▶ INSTRUCTION: From the listing, collect all lines containing the word "storage".

▶ RECORDS SUPPLIED:
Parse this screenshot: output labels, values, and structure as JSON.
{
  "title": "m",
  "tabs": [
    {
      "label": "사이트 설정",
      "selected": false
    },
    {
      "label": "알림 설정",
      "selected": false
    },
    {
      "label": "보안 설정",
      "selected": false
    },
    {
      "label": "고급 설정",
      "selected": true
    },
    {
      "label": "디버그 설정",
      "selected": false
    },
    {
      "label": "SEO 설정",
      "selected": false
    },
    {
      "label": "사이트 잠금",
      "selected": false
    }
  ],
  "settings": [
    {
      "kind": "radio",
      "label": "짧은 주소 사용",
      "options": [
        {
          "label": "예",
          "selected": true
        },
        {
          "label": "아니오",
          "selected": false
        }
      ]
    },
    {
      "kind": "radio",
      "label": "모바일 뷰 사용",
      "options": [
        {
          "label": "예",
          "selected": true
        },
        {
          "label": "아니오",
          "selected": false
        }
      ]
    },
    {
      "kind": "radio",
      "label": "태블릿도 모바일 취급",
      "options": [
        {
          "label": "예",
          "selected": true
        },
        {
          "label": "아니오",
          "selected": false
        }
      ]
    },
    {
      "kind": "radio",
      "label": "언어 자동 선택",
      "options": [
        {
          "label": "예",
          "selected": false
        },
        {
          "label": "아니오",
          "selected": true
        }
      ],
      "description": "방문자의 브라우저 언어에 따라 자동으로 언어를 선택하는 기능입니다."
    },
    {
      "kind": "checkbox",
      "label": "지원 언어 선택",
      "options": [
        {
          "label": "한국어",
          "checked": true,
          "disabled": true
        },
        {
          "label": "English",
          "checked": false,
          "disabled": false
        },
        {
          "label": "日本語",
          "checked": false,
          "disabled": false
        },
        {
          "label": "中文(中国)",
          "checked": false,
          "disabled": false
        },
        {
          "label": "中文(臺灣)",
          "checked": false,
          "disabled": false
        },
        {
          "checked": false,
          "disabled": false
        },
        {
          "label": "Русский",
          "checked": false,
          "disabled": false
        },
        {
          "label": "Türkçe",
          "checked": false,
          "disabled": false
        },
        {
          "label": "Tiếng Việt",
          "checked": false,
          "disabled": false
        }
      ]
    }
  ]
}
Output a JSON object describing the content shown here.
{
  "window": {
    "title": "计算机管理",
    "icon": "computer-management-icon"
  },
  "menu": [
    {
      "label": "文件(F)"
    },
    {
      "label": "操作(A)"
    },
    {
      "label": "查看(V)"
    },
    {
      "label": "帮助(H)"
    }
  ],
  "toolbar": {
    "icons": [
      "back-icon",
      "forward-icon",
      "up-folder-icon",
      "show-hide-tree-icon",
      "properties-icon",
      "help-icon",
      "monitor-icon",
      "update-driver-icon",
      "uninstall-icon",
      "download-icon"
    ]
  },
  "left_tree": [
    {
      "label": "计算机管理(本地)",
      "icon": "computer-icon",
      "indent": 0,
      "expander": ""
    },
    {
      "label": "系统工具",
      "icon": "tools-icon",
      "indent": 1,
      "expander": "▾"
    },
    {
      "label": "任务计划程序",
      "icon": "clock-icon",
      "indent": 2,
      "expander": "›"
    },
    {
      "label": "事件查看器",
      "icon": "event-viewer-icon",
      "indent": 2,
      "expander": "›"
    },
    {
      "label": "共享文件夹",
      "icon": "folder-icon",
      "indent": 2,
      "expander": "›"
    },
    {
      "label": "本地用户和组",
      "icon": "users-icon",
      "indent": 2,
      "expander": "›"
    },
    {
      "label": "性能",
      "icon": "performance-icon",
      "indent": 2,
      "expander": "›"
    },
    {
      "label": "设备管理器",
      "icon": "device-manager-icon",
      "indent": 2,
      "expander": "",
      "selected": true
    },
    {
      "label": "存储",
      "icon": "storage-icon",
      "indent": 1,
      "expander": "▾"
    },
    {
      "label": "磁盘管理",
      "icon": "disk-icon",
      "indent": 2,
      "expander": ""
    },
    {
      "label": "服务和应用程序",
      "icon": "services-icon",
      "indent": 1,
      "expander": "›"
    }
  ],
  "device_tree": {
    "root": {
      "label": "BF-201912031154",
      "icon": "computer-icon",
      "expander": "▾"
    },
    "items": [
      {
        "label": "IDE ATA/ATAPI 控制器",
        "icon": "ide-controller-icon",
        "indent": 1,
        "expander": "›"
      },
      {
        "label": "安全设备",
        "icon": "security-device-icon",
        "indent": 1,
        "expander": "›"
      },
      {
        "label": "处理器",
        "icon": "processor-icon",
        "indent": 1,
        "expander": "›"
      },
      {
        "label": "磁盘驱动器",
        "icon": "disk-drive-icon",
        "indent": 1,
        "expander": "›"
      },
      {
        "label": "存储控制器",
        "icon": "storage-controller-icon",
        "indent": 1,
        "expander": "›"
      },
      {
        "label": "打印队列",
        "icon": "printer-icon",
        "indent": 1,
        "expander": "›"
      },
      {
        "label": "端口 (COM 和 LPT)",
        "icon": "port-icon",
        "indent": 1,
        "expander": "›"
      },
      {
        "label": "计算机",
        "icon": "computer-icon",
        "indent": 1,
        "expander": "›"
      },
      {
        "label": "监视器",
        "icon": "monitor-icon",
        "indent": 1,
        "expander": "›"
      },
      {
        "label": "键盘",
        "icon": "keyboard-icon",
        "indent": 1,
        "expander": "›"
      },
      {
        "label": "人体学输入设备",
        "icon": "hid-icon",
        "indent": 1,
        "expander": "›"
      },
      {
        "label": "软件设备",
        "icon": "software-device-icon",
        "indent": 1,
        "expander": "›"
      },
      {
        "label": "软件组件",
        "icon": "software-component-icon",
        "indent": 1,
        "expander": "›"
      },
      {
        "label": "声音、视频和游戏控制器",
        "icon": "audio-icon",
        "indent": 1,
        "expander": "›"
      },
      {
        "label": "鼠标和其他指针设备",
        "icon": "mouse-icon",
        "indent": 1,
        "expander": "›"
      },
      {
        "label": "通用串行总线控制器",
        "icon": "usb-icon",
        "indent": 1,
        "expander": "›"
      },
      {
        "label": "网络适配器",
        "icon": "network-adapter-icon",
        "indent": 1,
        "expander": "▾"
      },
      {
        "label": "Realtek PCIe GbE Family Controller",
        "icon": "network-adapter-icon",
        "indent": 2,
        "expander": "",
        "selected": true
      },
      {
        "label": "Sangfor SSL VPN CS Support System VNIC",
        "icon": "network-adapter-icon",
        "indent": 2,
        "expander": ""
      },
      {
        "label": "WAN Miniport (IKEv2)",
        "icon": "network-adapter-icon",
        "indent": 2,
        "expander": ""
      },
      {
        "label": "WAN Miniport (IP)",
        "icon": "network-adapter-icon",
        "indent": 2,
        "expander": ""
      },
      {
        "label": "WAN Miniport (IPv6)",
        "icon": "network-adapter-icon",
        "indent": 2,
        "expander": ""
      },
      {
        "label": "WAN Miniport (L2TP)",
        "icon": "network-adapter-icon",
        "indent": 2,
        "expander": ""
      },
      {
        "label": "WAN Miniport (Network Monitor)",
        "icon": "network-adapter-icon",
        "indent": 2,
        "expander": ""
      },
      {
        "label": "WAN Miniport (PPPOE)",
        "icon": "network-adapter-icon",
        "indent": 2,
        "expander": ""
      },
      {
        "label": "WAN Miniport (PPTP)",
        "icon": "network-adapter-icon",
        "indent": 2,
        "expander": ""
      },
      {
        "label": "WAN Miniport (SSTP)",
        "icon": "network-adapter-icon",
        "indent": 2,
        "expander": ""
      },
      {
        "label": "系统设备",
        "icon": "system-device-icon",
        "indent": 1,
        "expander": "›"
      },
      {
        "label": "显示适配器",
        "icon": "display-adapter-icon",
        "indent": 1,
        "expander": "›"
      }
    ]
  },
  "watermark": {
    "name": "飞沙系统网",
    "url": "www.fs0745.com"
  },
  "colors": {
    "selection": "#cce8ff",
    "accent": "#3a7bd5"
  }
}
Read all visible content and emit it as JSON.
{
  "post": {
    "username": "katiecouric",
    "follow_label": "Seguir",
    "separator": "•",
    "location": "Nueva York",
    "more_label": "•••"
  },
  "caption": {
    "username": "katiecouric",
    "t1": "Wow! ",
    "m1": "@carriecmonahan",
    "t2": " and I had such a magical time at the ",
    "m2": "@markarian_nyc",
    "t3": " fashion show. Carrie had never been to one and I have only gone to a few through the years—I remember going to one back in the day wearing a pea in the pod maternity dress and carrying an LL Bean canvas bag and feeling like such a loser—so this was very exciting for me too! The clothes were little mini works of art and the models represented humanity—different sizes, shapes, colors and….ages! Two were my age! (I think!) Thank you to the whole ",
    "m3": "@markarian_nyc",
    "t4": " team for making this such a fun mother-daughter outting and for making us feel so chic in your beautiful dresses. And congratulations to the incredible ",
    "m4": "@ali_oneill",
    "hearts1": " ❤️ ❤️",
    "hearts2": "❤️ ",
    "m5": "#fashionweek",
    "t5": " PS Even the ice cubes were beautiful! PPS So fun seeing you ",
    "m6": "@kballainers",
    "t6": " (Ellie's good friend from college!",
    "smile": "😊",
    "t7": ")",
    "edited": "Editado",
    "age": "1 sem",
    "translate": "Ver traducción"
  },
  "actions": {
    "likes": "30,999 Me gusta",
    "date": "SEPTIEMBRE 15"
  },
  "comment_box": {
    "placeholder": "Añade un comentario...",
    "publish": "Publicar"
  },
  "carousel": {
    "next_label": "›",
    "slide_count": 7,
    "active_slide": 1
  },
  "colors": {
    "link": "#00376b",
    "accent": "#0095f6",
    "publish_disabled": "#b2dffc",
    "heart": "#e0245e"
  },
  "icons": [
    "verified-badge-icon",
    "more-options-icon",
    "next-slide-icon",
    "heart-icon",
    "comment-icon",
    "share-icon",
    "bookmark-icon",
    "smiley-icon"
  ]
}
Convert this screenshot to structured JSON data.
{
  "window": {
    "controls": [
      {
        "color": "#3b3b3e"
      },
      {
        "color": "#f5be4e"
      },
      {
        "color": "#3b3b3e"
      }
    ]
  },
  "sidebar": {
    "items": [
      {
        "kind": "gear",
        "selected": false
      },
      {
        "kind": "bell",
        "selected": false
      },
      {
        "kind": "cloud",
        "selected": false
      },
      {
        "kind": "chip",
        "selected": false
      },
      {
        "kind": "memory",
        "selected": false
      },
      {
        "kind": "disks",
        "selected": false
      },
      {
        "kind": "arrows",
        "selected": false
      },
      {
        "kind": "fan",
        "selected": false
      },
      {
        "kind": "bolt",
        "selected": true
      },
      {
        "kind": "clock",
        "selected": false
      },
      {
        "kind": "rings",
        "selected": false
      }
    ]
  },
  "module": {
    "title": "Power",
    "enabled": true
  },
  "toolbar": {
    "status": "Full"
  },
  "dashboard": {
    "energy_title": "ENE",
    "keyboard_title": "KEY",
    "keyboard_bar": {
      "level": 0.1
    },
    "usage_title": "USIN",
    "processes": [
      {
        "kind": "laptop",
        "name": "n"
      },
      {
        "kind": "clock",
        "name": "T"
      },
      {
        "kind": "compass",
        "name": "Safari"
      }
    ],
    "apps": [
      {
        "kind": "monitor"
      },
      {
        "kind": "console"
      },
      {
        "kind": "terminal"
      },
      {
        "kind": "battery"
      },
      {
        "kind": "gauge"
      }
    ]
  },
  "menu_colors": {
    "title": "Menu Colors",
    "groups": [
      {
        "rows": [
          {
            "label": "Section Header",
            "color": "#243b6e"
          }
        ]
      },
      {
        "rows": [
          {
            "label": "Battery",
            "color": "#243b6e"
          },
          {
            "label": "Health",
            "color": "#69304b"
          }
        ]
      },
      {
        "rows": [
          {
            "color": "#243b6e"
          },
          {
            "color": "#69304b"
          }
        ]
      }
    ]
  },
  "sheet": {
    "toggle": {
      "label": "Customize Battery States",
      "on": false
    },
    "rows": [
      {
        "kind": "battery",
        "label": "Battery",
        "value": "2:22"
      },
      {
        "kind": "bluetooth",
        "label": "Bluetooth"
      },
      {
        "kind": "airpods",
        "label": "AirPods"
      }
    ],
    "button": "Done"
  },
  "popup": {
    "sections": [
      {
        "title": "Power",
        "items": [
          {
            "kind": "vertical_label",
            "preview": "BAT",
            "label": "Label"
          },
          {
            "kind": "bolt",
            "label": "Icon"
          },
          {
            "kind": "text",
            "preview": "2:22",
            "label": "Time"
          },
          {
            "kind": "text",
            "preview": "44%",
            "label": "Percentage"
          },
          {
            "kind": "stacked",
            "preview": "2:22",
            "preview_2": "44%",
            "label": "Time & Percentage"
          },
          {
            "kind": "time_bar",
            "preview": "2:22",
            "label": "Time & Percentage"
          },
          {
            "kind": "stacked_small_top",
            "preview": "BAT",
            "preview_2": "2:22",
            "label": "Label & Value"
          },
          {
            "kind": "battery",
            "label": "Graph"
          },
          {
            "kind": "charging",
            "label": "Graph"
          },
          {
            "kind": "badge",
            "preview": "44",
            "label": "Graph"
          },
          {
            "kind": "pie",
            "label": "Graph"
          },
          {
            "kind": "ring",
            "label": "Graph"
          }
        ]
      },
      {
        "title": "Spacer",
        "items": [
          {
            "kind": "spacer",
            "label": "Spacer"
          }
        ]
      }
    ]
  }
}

▶ EXERCISE OUTPUT:
      "icon": "storage-icon",
        "icon": "storage-controller-icon",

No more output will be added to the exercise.